[Excerpt from a dataset]
___

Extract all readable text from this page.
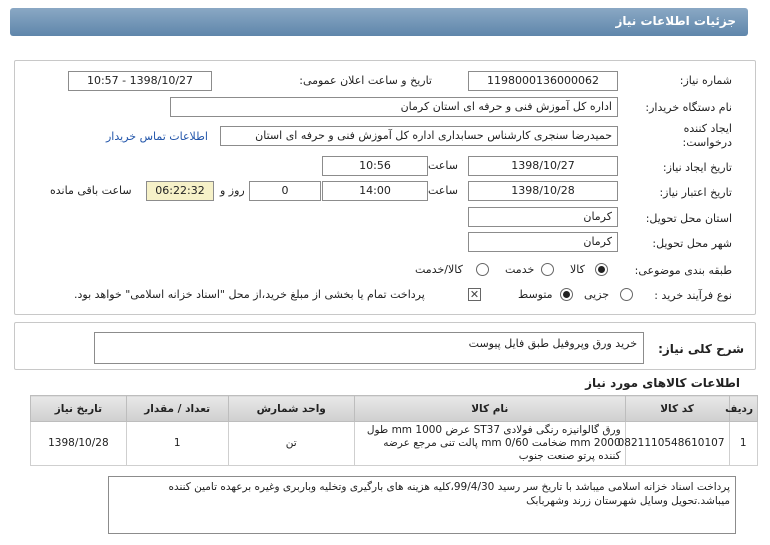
جزئیات اطلاعات نیاز
شماره نیاز:
1198000136000062
تاریخ و ساعت اعلان عمومی:
1398/10/27 - 10:57
نام دستگاه خریدار:
اداره کل آموزش فنی و حرفه ای استان کرمان
ایجاد کننده
درخواست:
حمیدرضا سنجری کارشناس حسابداری اداره کل آموزش فنی و حرفه ای استان
اطلاعات تماس خریدار
تاریخ ایجاد نیاز:
1398/10/27
ساعت
10:56
تاریخ اعتبار نیاز:
1398/10/28
ساعت
14:00
0
روز و
06:22:32
ساعت باقی مانده
استان محل تحویل:
کرمان
شهر محل تحویل:
کرمان
طبقه بندی موضوعی:
کالا
خدمت
کالا/خدمت
نوع فرآیند خرید :
جزیی
متوسط
✕
پرداخت تمام یا بخشی از مبلغ خرید،از محل "اسناد خزانه اسلامی" خواهد بود.
شرح کلی نیاز:
خرید ورق وپروفیل طبق فایل پیوست
اطلاعات کالاهای مورد نیاز
ردیف	کد کالا	نام کالا	واحد شمارش	تعداد / مقدار	تاریخ نیاز
1	0821110548610107	ورق گالوانیزه رنگی فولادی ST37 عرض 1000 mm طول 2000 mm ضخامت 0/60 mm پالت تنی مرجع عرضه کننده پرتو صنعت جنوب	تن	1	1398/10/28
پرداخت اسناد خزانه اسلامی میباشد با تاریخ سر رسید 99/4/30،کلیه هزینه های بارگیری وتخلیه وباربری وغیره برعهده تامین کننده میباشد.تحویل وسایل شهرستان زرند وشهربابک
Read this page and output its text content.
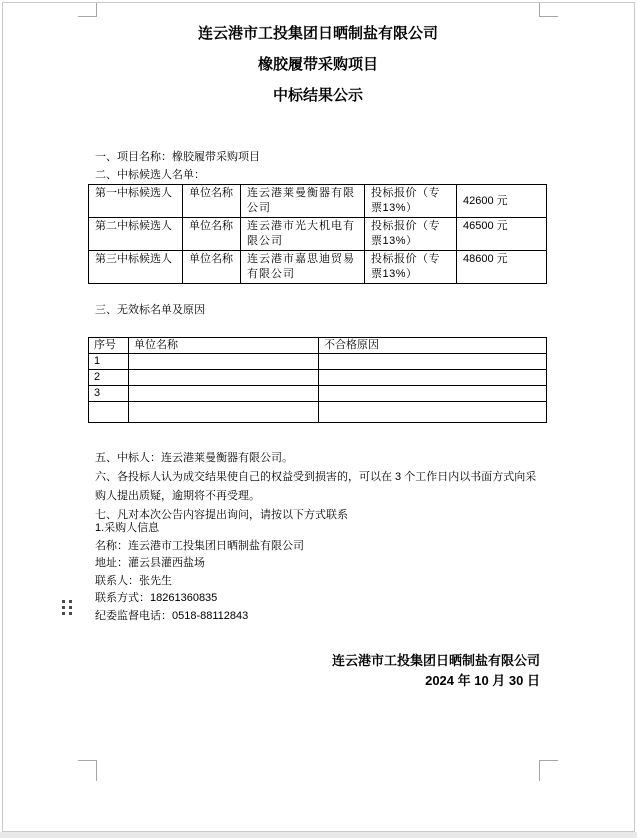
连云港市工投集团日晒制盐有限公司
橡胶履带采购项目
中标结果公示
一、项目名称：橡胶履带采购项目
二、中标候选人名单：
第一中标候选人	单位名称	连云港莱曼衡器有限公司	投标报价（专票13%）	42600 元
第二中标候选人	单位名称	连云港市光大机电有限公司	投标报价（专票13%）	46500 元
第三中标候选人	单位名称	连云港市嘉思迪贸易有限公司	投标报价（专票13%）	48600 元
三、无效标名单及原因
序号	单位名称	不合格原因
1		
2		
3		

五、中标人：连云港莱曼衡器有限公司。
六、各投标人认为成交结果使自己的权益受到损害的，可以在 3 个工作日内以书面方式向采
购人提出质疑，逾期将不再受理。
七、凡对本次公告内容提出询问，请按以下方式联系
1.采购人信息
名称：连云港市工投集团日晒制盐有限公司
地址：灌云县灌西盐场
联系人：张先生
联系方式：18261360835
纪委监督电话：0518-88112843
连云港市工投集团日晒制盐有限公司
2024 年 10 月 30 日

___

## [Directions]
Locate the lines above that contain "خزانه" and copy them.

## [The response]
پرداخت تمام یا بخشی از مبلغ خرید،از محل "اسناد خزانه اسلامی" خواهد بود.
پرداخت اسناد خزانه اسلامی میباشد با تاریخ سر رسید 99/4/30،کلیه هزینه های بارگیری وتخلیه وباربری وغیره برعهده تامین کننده میباشد.تحویل وسایل شهرستان زرند وشهربابک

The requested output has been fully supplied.